:: Given exercise ::
Please copy everything in the records from the line containing "kebab-icon xyxy=(1034,100,1038,118)" down to the line containing "top-navigation-bar: PERSUIT™ 2", renaming "RFP" to "RFQ" and leaving all else unchanged.

-- begin Material for the task --

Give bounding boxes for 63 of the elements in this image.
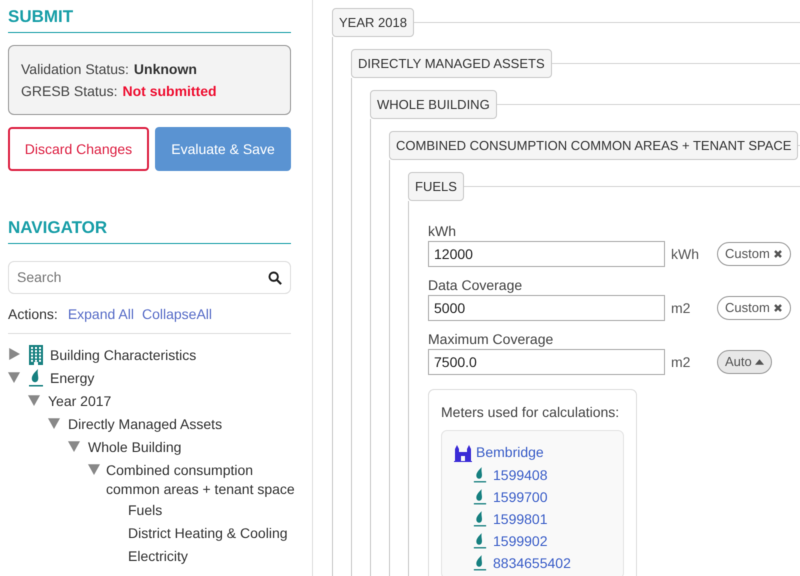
flame-icon (473, 466, 487, 484)
meter-link[interactable]: 1599801 (493, 510, 548, 528)
flame-icon (473, 532, 487, 550)
tree-item[interactable]: Fuels (128, 501, 162, 520)
tree-item[interactable]: Combined consumption common areas + tenant space (106, 461, 298, 499)
tree-item[interactable]: District Heating & Cooling (128, 524, 288, 543)
section-legend: DIRECTLY MANAGED ASSETS (351, 49, 552, 78)
value-input[interactable]: 12000 (428, 241, 665, 267)
tree-item[interactable]: Building Characteristics (50, 346, 196, 365)
close-icon (772, 249, 783, 259)
search-field[interactable]: Search (8, 261, 291, 294)
field-label: kWh (428, 222, 457, 241)
mode-toggle[interactable]: Auto (717, 350, 772, 374)
status-label: GRESB Status: (21, 82, 118, 101)
section-legend: COMBINED CONSUMPTION COMMON AREAS + TENANT SPACE (389, 131, 798, 160)
caret-icon (754, 359, 764, 365)
meter-link[interactable]: 8834655402 (493, 554, 571, 572)
discard-button[interactable]: Discard Changes (8, 127, 149, 171)
mode-toggle[interactable]: Custom (717, 242, 791, 266)
search-icon[interactable] (268, 270, 282, 284)
actions-label: Actions: (8, 305, 58, 324)
tree-item[interactable]: Directly Managed Assets (68, 415, 222, 434)
section-title: NAVIGATOR (8, 217, 291, 244)
status-value: Not submitted (122, 82, 217, 101)
search-input[interactable]: Search (17, 267, 268, 288)
collapse-arrow-icon[interactable] (48, 417, 62, 429)
value-input[interactable]: 5000 (428, 295, 665, 321)
meters-title: Meters used for calculations: (441, 403, 620, 422)
collapse-arrow-icon[interactable] (88, 463, 100, 475)
collapse-arrow-icon[interactable] (68, 440, 82, 452)
tree-item[interactable]: Whole Building (88, 438, 182, 457)
status-value: Unknown (134, 60, 197, 79)
meter-link[interactable]: 1599700 (493, 488, 548, 506)
expand-arrow-icon[interactable] (8, 348, 22, 360)
field-label: Maximum Coverage (428, 330, 554, 349)
value-input[interactable]: 7500.0 (428, 349, 665, 375)
section-legend: YEAR 2018 (332, 8, 414, 37)
flame-icon (473, 554, 487, 572)
mode-toggle[interactable]: Custom (717, 296, 791, 320)
tree-item[interactable]: Electricity (128, 547, 188, 566)
close-icon (772, 303, 783, 313)
flame-icon (473, 510, 487, 528)
building-icon (28, 345, 44, 365)
section-title: SUBMIT (8, 6, 291, 33)
castle-icon (454, 444, 472, 462)
unit-label: m2 (671, 298, 692, 318)
collapse-arrow-icon[interactable] (8, 371, 22, 383)
meter-link[interactable]: 1599902 (493, 532, 548, 550)
flame-icon (28, 368, 44, 388)
field-label: Data Coverage (428, 276, 524, 295)
flame-icon (473, 488, 487, 506)
site-link[interactable]: Bembridge (476, 442, 544, 463)
unit-label: m2 (671, 352, 692, 372)
unit-label: kWh (671, 244, 700, 264)
status-label: Validation Status: (21, 60, 129, 79)
action-link[interactable]: Expand All (68, 304, 134, 325)
meter-link[interactable]: 1599408 (493, 466, 548, 484)
action-link[interactable]: CollapseAll (142, 304, 212, 325)
section-legend: FUELS (408, 172, 464, 201)
collapse-arrow-icon[interactable] (28, 394, 42, 406)
tree-item[interactable]: Year 2017 (48, 392, 112, 411)
section-legend: WHOLE BUILDING (370, 90, 497, 119)
tree-item[interactable]: Energy (50, 369, 94, 388)
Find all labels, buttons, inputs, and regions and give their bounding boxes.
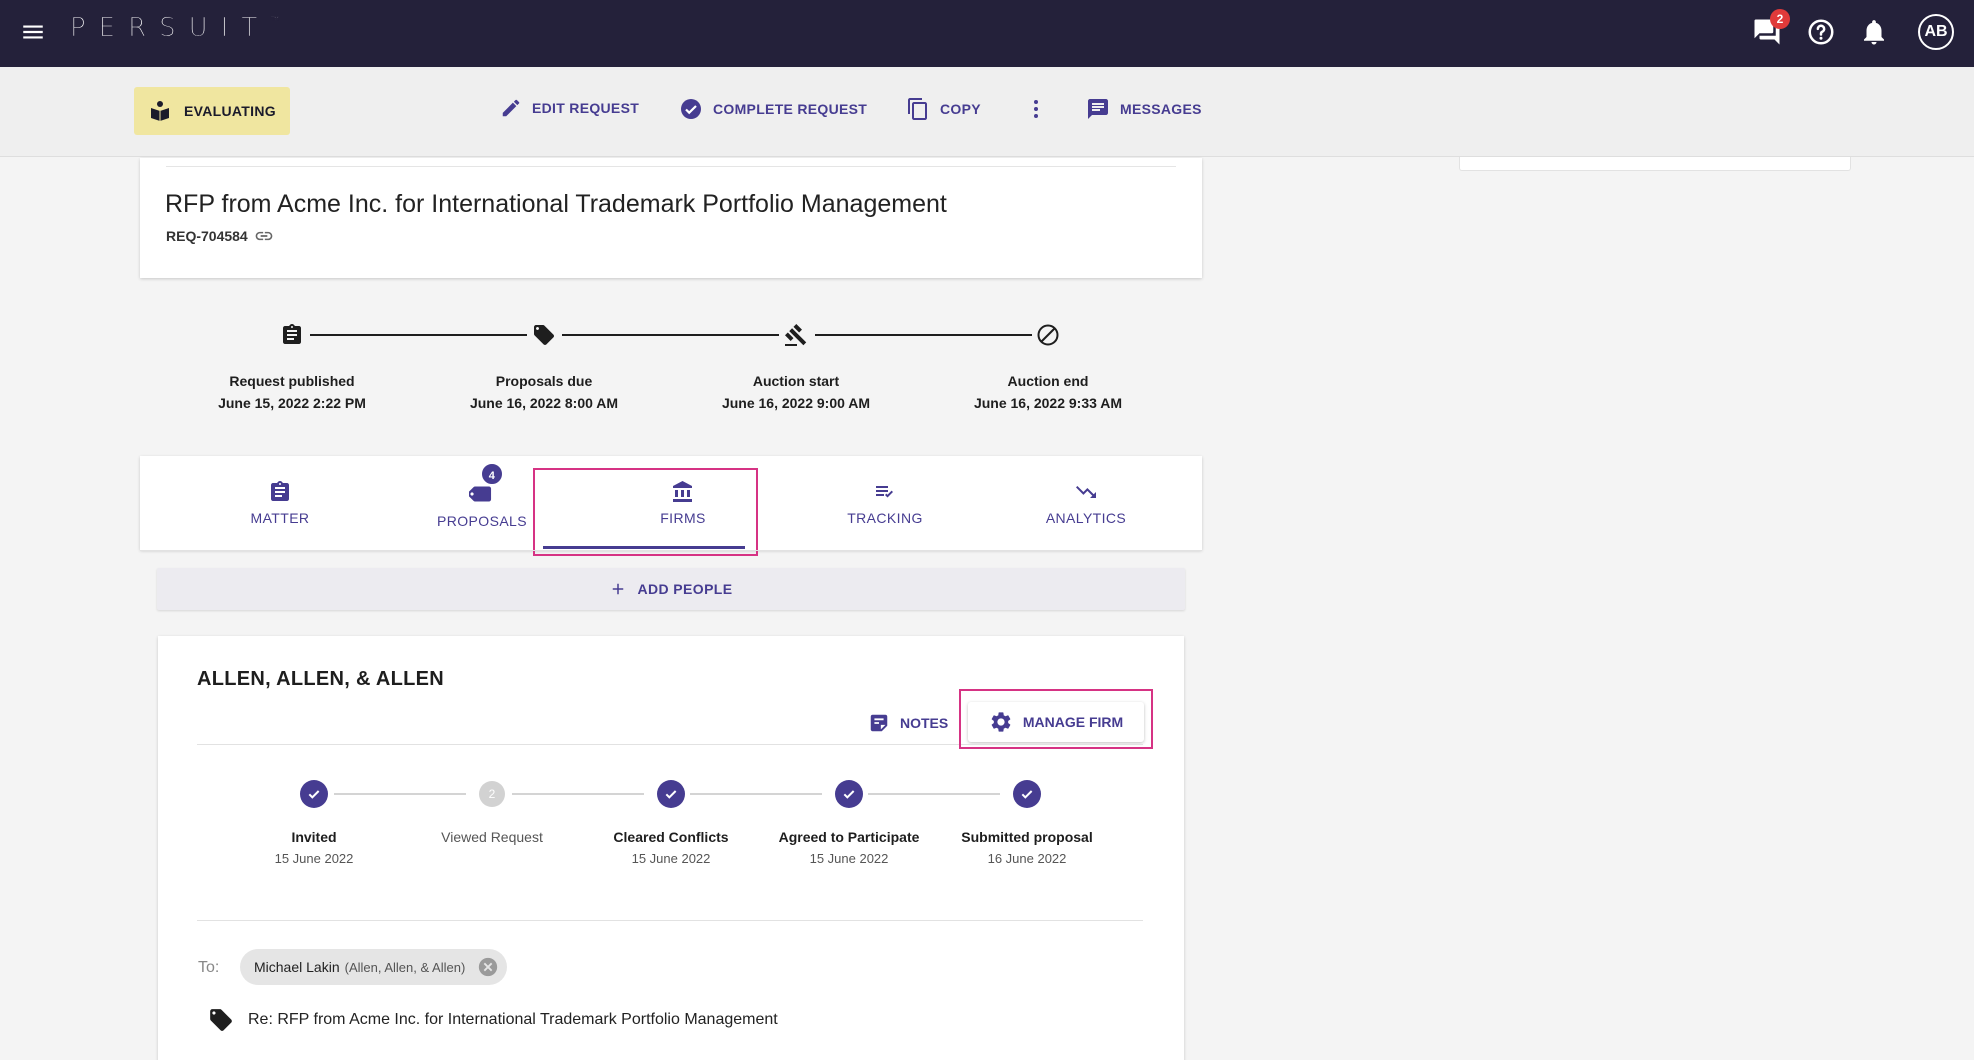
kebab-icon xyxy=(1034,100,1038,118)
timeline-connector xyxy=(562,334,779,336)
message-subject: Re: RFP from Acme Inc. for International… xyxy=(208,1007,778,1033)
step-agreed-check-icon xyxy=(835,780,863,808)
top-navigation-bar: PERSUIT™ 2 AB xyxy=(0,0,1974,67)
timeline-auction-start: Auction start June 16, 2022 9:00 AM xyxy=(721,373,871,411)
chat-badge: 2 xyxy=(1770,9,1790,29)
step-connector xyxy=(690,793,822,795)
tag-icon xyxy=(532,323,556,347)
step-cleared-check-icon xyxy=(657,780,685,808)
step-cleared-label: Cleared Conflicts 15 June 2022 xyxy=(613,829,729,866)
request-id: REQ-704584 xyxy=(166,228,274,244)
firm-name: ALLEN, ALLEN, & ALLEN xyxy=(197,668,445,690)
step-agreed-label: Agreed to Participate 15 June 2022 xyxy=(778,829,920,866)
timeline-connector xyxy=(815,334,1032,336)
plus-icon xyxy=(613,583,624,595)
step-invited-check-icon xyxy=(300,780,328,808)
check-circle-icon xyxy=(681,99,701,119)
block-icon xyxy=(1036,323,1060,347)
edit-request-button[interactable]: EDIT REQUEST xyxy=(500,97,639,119)
complete-request-button[interactable]: COMPLETE REQUEST xyxy=(679,97,867,121)
bell-icon[interactable] xyxy=(1859,17,1889,47)
checklist-icon xyxy=(876,486,893,498)
trending-down-icon xyxy=(1076,486,1096,498)
persuit-logo[interactable]: PERSUIT™ xyxy=(70,13,280,44)
status-badge: EVALUATING xyxy=(134,87,290,135)
step-submitted-check-icon xyxy=(1013,780,1041,808)
request-title: RFP from Acme Inc. for International Tra… xyxy=(165,190,947,218)
manage-firm-highlight xyxy=(959,689,1153,749)
timeline-proposals-due: Proposals due June 16, 2022 8:00 AM xyxy=(469,373,619,411)
link-icon[interactable] xyxy=(254,229,274,243)
to-label: To: xyxy=(198,959,220,976)
tab-analytics[interactable]: ANALYTICS xyxy=(986,456,1186,550)
divider xyxy=(197,920,1143,921)
tab-matter[interactable]: MATTER xyxy=(180,456,380,550)
menu-icon[interactable] xyxy=(20,19,46,45)
note-icon xyxy=(870,714,888,732)
step-invited-label: Invited 15 June 2022 xyxy=(274,829,354,866)
gavel-icon xyxy=(784,323,808,347)
message-icon xyxy=(1088,99,1108,119)
user-avatar[interactable]: AB xyxy=(1918,14,1954,50)
timeline-request-published: Request published June 15, 2022 2:22 PM xyxy=(218,373,366,411)
copy-button[interactable]: COPY xyxy=(906,97,981,121)
messages-button[interactable]: MESSAGES xyxy=(1086,97,1202,121)
chat-icon[interactable]: 2 xyxy=(1752,9,1790,47)
recipient-chip[interactable]: Michael Lakin (Allen, Allen, & Allen) xyxy=(240,949,508,985)
clipboard-icon xyxy=(280,323,304,347)
step-viewed-number: 2 xyxy=(479,781,505,807)
timeline-auction-end: Auction end June 16, 2022 9:33 AM xyxy=(973,373,1123,411)
step-submitted-label: Submitted proposal 16 June 2022 xyxy=(961,829,1093,866)
recipient-org: (Allen, Allen, & Allen) xyxy=(344,959,466,975)
clipboard-icon xyxy=(271,481,289,501)
step-connector xyxy=(868,793,1000,795)
copy-icon xyxy=(908,98,927,120)
tag-icon xyxy=(210,1009,232,1031)
person-reading-icon xyxy=(151,101,169,121)
timeline-connector xyxy=(310,334,527,336)
proposals-count-badge: 4 xyxy=(480,462,504,486)
pencil-icon xyxy=(502,99,520,117)
more-options-button[interactable] xyxy=(1026,97,1056,121)
divider xyxy=(166,166,1176,167)
remove-recipient-icon[interactable] xyxy=(477,956,499,978)
request-action-bar: EVALUATING EDIT REQUEST COMPLETE REQUEST… xyxy=(0,67,1974,157)
notes-button[interactable]: NOTES xyxy=(868,708,948,738)
step-viewed-label: Viewed Request xyxy=(441,829,543,845)
tab-tracking[interactable]: TRACKING xyxy=(785,456,985,550)
side-panel xyxy=(1459,157,1851,171)
step-connector xyxy=(512,793,644,795)
recipient-name: Michael Lakin xyxy=(254,959,340,975)
tabs-divider xyxy=(140,550,1202,551)
help-icon[interactable] xyxy=(1806,17,1836,47)
firms-tab-highlight xyxy=(533,468,758,556)
add-people-button[interactable]: ADD PEOPLE xyxy=(157,568,1185,610)
request-title-card: RFP from Acme Inc. for International Tra… xyxy=(140,158,1202,278)
step-connector xyxy=(334,793,466,795)
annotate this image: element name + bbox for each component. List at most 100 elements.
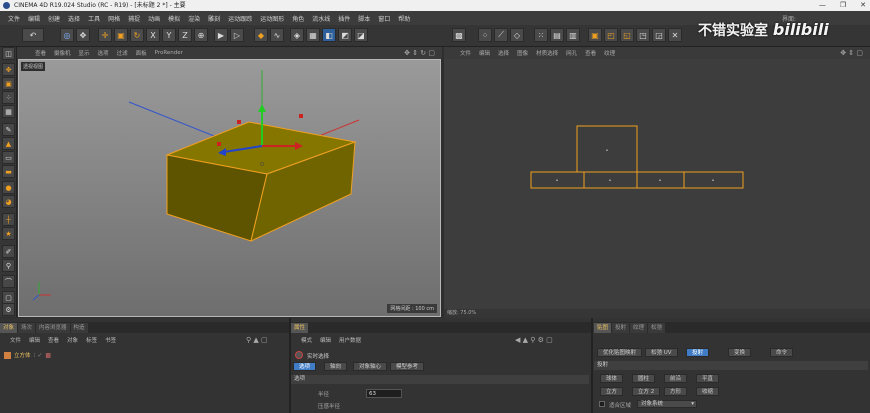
cubic2-projection-button[interactable]: 立方 2 xyxy=(632,387,661,396)
attributes-nav-icons[interactable]: ◀ ▲ ⚲ ⚙ ▢ xyxy=(515,336,553,344)
menu-sculpt[interactable]: 雕刻 xyxy=(204,14,224,23)
edges-mode-icon[interactable]: ⟋ xyxy=(494,28,508,42)
attributes-menu-edit[interactable]: 编辑 xyxy=(316,336,335,344)
menu-simulate[interactable]: 模拟 xyxy=(164,14,184,23)
tab-content-browser[interactable]: 内容浏览器 xyxy=(36,323,70,333)
array-icon[interactable]: ▦ xyxy=(306,28,320,42)
box-projection-button[interactable]: 方形 xyxy=(664,387,688,396)
viewport-menu-display[interactable]: 显示 xyxy=(75,49,94,57)
cube-create-icon[interactable]: ◆ xyxy=(254,28,268,42)
object-row-cube[interactable]: 立方体 ⁝ ✓ ▩ xyxy=(4,351,51,359)
drop-icon[interactable]: ● xyxy=(2,181,15,194)
magnet-icon[interactable]: ⚲ xyxy=(2,259,15,272)
polygon-mode-icon[interactable]: ◧ xyxy=(322,28,336,42)
tab-structure[interactable]: 构造 xyxy=(70,323,88,333)
undo-icon[interactable]: ↶ xyxy=(22,28,44,42)
texture-mode-icon[interactable]: ✥ xyxy=(2,63,15,76)
edit-points-icon[interactable]: ⁘ xyxy=(2,91,15,104)
menu-character[interactable]: 角色 xyxy=(288,14,308,23)
subtab-options[interactable]: 选项 xyxy=(293,362,317,371)
render-picture-viewer-icon[interactable]: ▷ xyxy=(230,28,244,42)
menu-tools[interactable]: 工具 xyxy=(84,14,104,23)
nurbs-icon[interactable]: ◈ xyxy=(290,28,304,42)
objects-menu-bookmarks[interactable]: 书签 xyxy=(101,336,120,344)
x-axis-icon[interactable]: X xyxy=(146,28,160,42)
checker-icon[interactable]: ▩ xyxy=(452,28,466,42)
uv-texture-icon[interactable]: ▥ xyxy=(566,28,580,42)
brush-icon[interactable]: ✎ xyxy=(2,123,15,136)
tab-uv-relax[interactable]: 松弛 xyxy=(648,323,666,333)
deformer-icon[interactable]: ◩ xyxy=(338,28,352,42)
coordinate-system-icon[interactable]: ⊕ xyxy=(194,28,208,42)
radius-field[interactable]: 63 xyxy=(366,389,402,398)
viewport-nav-icons[interactable]: ✥ ⇕ ↻ ▢ xyxy=(400,49,439,57)
eyedropper-icon[interactable]: ✐ xyxy=(2,245,15,258)
objects-menu-edit[interactable]: 编辑 xyxy=(25,336,44,344)
uv-menu-material-select[interactable]: 材质选择 xyxy=(532,49,562,57)
relax-uv-button[interactable]: 松弛 UV xyxy=(645,348,678,357)
y-axis-icon[interactable]: Y xyxy=(162,28,176,42)
maximize-button[interactable]: ❐ xyxy=(840,0,846,11)
menu-snap[interactable]: 捕捉 xyxy=(124,14,144,23)
viewport-menu-panel[interactable]: 面板 xyxy=(132,49,151,57)
z-axis-icon[interactable]: Z xyxy=(178,28,192,42)
uv-menu-edit[interactable]: 编辑 xyxy=(475,49,494,57)
star-icon[interactable]: ★ xyxy=(2,227,15,240)
tab-objects[interactable]: 对象 xyxy=(0,323,18,333)
transform-button[interactable]: 变换 xyxy=(728,348,752,357)
menu-window[interactable]: 窗口 xyxy=(374,14,394,23)
clone-icon[interactable]: ┼ xyxy=(2,213,15,226)
uv-menu-texture[interactable]: 纹理 xyxy=(600,49,619,57)
cylinder-projection-button[interactable]: 圆柱 xyxy=(632,374,656,383)
menu-pipeline[interactable]: 流水线 xyxy=(308,14,334,23)
object-name[interactable]: 立方体 xyxy=(14,351,31,359)
object-visibility-icon[interactable]: ⁝ ✓ xyxy=(34,352,43,359)
command-button[interactable]: 命令 xyxy=(770,348,794,357)
sphere-projection-button[interactable]: 球体 xyxy=(600,374,624,383)
edges-icon[interactable]: ▦ xyxy=(2,105,15,118)
model-mode-icon[interactable]: ▣ xyxy=(588,28,602,42)
move-tool-icon[interactable]: ✛ xyxy=(98,28,112,42)
objects-menu-view[interactable]: 查看 xyxy=(44,336,63,344)
smudge-icon[interactable]: ◕ xyxy=(2,195,15,208)
soft-selection-icon[interactable]: ⌒ xyxy=(2,275,15,288)
viewport-menu-prorender[interactable]: ProRender xyxy=(151,50,187,56)
minimize-button[interactable]: — xyxy=(819,0,826,11)
rotate-icon[interactable]: ↻ xyxy=(130,28,144,42)
scale-icon[interactable]: ▣ xyxy=(114,28,128,42)
settings-icon[interactable]: ⚙ xyxy=(2,303,15,316)
attributes-menu-user-data[interactable]: 用户数据 xyxy=(335,336,365,344)
shrink-projection-button[interactable]: 收缩 xyxy=(696,387,720,396)
subtab-object-axis[interactable]: 对象轴心 xyxy=(353,362,388,371)
uv-points-icon[interactable]: ⁙ xyxy=(534,28,548,42)
menu-select[interactable]: 选择 xyxy=(64,14,84,23)
render-view-icon[interactable]: ▶ xyxy=(214,28,228,42)
menu-motion-tracker[interactable]: 运动跟踪 xyxy=(224,14,256,23)
objects-menu-tags[interactable]: 标签 xyxy=(82,336,101,344)
menu-render[interactable]: 渲染 xyxy=(184,14,204,23)
object-system-dropdown[interactable]: 对象系统 ▾ xyxy=(637,400,697,408)
attributes-menu-mode[interactable]: 模式 xyxy=(297,336,316,344)
workplane-mode-icon[interactable]: ▣ xyxy=(2,77,15,90)
animation-mode-icon[interactable]: ◱ xyxy=(620,28,634,42)
menu-animate[interactable]: 动画 xyxy=(144,14,164,23)
workplane-icon[interactable]: ◳ xyxy=(636,28,650,42)
tab-takes[interactable]: 场次 xyxy=(18,323,36,333)
menu-plugins[interactable]: 插件 xyxy=(334,14,354,23)
viewport-menu-view[interactable]: 查看 xyxy=(31,49,50,57)
uv-menu-mesh[interactable]: 网孔 xyxy=(562,49,581,57)
uv-nav-icons[interactable]: ✥ ⇕ ▢ xyxy=(836,49,867,57)
environment-icon[interactable]: ◪ xyxy=(354,28,368,42)
fit-area-checkbox[interactable] xyxy=(599,401,605,407)
viewport-menu-options[interactable]: 选项 xyxy=(94,49,113,57)
make-editable-icon[interactable]: ◫ xyxy=(2,47,15,60)
perspective-viewport[interactable]: 透视视图 ⊙ 网格间距 : 100 cm xyxy=(18,59,441,317)
uv-editor-canvas[interactable]: • • • • • xyxy=(444,59,870,309)
objects-menu-objects[interactable]: 对象 xyxy=(63,336,82,344)
uv-menu-file[interactable]: 文件 xyxy=(456,49,475,57)
subtab-model-reference[interactable]: 模型参考 xyxy=(390,362,425,371)
tab-uv-projection[interactable]: 投射 xyxy=(612,323,630,333)
locked-workplane-icon[interactable]: ✕ xyxy=(668,28,682,42)
viewport-menu-camera[interactable]: 摄像机 xyxy=(50,49,75,57)
move-icon[interactable]: ✥ xyxy=(76,28,90,42)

-- end Material for the task --

:: Written answer ::
kebab-icon xyxy=(1034,100,1038,118)
timeline-connector xyxy=(562,334,779,336)
message-subject: Re: RFQ from Acme Inc. for International… xyxy=(208,1007,778,1033)
step-agreed-check-icon xyxy=(835,780,863,808)
top-navigation-bar: PERSUIT™ 2 AB xyxy=(0,0,1974,67)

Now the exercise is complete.